> **Excerpted records**
· · ·
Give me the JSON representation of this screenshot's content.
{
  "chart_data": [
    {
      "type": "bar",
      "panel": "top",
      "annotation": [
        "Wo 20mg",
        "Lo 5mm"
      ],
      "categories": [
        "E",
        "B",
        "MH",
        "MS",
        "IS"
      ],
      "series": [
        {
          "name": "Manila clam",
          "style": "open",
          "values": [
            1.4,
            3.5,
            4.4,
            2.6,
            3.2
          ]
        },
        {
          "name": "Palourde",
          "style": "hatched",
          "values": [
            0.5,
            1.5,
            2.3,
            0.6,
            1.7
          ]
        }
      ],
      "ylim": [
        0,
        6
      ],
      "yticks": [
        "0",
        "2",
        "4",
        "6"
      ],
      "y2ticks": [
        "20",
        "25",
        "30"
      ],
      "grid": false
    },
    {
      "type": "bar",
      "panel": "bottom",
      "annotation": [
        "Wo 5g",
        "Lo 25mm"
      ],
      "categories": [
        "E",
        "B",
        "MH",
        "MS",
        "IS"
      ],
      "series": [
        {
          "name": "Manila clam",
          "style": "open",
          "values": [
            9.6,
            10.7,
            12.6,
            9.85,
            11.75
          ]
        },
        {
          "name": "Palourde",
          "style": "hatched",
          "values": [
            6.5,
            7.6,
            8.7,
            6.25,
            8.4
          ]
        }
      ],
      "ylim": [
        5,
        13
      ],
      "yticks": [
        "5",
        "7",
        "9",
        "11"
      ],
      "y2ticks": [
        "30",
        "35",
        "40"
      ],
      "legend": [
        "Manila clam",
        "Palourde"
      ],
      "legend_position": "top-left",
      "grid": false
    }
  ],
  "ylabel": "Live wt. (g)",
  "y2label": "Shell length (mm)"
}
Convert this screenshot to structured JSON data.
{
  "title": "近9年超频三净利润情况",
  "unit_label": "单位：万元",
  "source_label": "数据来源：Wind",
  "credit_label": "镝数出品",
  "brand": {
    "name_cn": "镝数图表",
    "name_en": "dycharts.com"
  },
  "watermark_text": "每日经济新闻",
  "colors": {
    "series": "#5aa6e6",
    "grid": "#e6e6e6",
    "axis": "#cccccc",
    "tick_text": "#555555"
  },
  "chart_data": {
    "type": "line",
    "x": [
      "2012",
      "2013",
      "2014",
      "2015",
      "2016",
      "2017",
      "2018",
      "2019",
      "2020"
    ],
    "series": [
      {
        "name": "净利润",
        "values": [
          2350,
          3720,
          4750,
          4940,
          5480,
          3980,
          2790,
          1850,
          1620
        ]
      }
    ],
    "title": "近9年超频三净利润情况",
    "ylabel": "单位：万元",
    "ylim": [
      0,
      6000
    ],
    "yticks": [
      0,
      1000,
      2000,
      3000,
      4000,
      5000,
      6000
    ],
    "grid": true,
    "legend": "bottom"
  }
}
· · ·
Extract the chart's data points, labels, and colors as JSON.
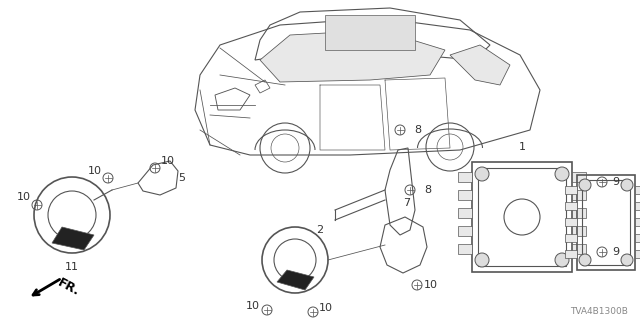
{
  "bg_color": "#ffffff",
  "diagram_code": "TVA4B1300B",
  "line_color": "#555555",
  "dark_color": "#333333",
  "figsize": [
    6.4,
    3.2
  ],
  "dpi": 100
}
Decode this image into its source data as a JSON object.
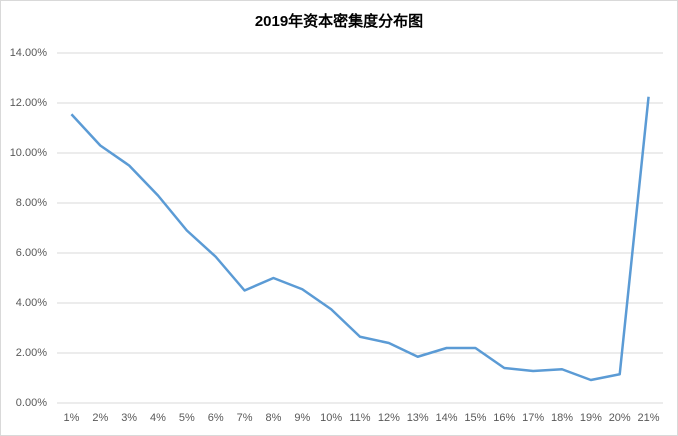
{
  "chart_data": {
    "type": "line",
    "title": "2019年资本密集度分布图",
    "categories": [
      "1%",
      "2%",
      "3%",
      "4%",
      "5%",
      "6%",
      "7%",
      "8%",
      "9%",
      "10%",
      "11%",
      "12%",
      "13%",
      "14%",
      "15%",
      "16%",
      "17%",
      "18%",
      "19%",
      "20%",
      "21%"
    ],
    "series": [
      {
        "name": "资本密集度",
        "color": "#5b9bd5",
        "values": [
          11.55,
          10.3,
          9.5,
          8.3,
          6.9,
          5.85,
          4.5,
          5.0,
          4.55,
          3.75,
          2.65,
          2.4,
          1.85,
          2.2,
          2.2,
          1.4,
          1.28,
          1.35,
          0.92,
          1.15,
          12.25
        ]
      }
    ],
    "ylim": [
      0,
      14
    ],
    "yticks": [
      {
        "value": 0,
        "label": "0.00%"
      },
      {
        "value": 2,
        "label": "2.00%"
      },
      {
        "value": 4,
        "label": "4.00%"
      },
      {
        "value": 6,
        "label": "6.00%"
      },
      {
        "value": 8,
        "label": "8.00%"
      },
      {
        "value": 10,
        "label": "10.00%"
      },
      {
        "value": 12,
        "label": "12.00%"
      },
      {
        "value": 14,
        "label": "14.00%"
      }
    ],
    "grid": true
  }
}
· · ·
> **Required task**
For the entries above, count the lines that contain the string "colors", and state that number without further comment.

> **Finished task**
2